• Stated task: Return the number of lines that include the string "常熟市中学", without any other text.

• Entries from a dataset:
◇ ◇ ◇ ◇

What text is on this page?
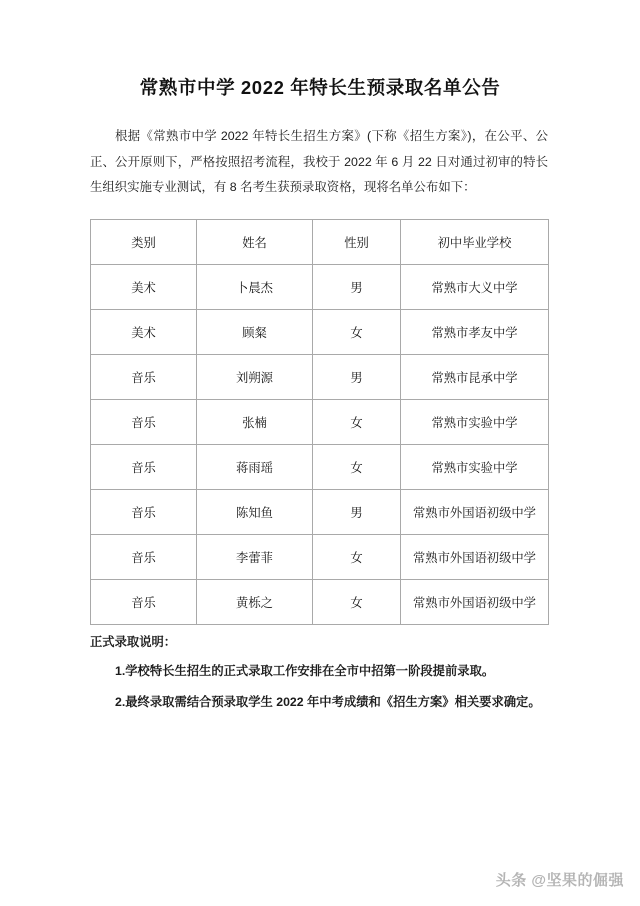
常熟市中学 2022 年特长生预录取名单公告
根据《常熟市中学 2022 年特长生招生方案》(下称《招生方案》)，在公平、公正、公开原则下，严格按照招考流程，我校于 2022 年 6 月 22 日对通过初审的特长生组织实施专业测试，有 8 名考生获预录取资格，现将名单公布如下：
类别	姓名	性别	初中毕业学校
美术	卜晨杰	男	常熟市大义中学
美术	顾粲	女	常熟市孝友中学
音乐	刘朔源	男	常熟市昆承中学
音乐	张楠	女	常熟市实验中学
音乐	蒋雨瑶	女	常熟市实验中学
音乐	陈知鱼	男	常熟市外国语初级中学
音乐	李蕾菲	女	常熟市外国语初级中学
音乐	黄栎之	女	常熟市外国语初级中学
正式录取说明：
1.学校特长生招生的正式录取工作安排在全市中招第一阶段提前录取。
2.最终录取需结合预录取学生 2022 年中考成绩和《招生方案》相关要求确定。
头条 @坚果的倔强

◇ ◇ ◇ ◇

• Response below: 2